[Stored data]
^^^^^^^^^^^^^^^^

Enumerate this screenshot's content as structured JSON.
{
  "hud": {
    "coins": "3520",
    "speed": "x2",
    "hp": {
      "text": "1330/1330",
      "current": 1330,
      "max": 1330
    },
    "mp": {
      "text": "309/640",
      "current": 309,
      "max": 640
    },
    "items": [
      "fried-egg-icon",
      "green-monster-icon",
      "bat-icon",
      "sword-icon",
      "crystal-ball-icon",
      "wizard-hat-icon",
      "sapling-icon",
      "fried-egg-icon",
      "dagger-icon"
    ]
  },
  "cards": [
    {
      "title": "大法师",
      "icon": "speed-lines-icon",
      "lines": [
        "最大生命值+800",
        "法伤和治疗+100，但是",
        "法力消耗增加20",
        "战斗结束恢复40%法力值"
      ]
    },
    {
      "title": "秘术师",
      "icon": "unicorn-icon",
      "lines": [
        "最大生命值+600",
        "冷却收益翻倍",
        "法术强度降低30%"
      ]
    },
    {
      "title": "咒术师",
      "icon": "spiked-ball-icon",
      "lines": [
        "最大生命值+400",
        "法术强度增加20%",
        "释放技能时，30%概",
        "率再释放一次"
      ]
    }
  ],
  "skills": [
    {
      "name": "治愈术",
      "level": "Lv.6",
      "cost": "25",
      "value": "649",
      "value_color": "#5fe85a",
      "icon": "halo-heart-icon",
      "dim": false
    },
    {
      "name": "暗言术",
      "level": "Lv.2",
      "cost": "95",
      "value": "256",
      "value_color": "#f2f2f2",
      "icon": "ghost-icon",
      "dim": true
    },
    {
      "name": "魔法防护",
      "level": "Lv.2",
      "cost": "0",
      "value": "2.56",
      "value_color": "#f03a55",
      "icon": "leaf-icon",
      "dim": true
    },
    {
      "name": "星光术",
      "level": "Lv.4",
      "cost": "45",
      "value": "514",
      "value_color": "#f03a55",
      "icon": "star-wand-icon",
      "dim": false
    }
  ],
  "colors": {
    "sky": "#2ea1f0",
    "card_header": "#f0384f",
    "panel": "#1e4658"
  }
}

^^^^^^^^^^^^^^^^

# EXERCISE AIM:
Your task is to print the whole listing again exactly.

# RESPONSE BELOW:
Enumerate this screenshot's content as structured JSON.
{
  "hud": {
    "coins": "3520",
    "speed": "x2",
    "hp": {
      "text": "1330/1330",
      "current": 1330,
      "max": 1330
    },
    "mp": {
      "text": "309/640",
      "current": 309,
      "max": 640
    },
    "items": [
      "fried-egg-icon",
      "green-monster-icon",
      "bat-icon",
      "sword-icon",
      "crystal-ball-icon",
      "wizard-hat-icon",
      "sapling-icon",
      "fried-egg-icon",
      "dagger-icon"
    ]
  },
  "cards": [
    {
      "title": "大法师",
      "icon": "speed-lines-icon",
      "lines": [
        "最大生命值+800",
        "法伤和治疗+100，但是",
        "法力消耗增加20",
        "战斗结束恢复40%法力值"
      ]
    },
    {
      "title": "秘术师",
      "icon": "unicorn-icon",
      "lines": [
        "最大生命值+600",
        "冷却收益翻倍",
        "法术强度降低30%"
      ]
    },
    {
      "title": "咒术师",
      "icon": "spiked-ball-icon",
      "lines": [
        "最大生命值+400",
        "法术强度增加20%",
        "释放技能时，30%概",
        "率再释放一次"
      ]
    }
  ],
  "skills": [
    {
      "name": "治愈术",
      "level": "Lv.6",
      "cost": "25",
      "value": "649",
      "value_color": "#5fe85a",
      "icon": "halo-heart-icon",
      "dim": false
    },
    {
      "name": "暗言术",
      "level": "Lv.2",
      "cost": "95",
      "value": "256",
      "value_color": "#f2f2f2",
      "icon": "ghost-icon",
      "dim": true
    },
    {
      "name": "魔法防护",
      "level": "Lv.2",
      "cost": "0",
      "value": "2.56",
      "value_color": "#f03a55",
      "icon": "leaf-icon",
      "dim": true
    },
    {
      "name": "星光术",
      "level": "Lv.4",
      "cost": "45",
      "value": "514",
      "value_color": "#f03a55",
      "icon": "star-wand-icon",
      "dim": false
    }
  ],
  "colors": {
    "sky": "#2ea1f0",
    "card_header": "#f0384f",
    "panel": "#1e4658"
  }
}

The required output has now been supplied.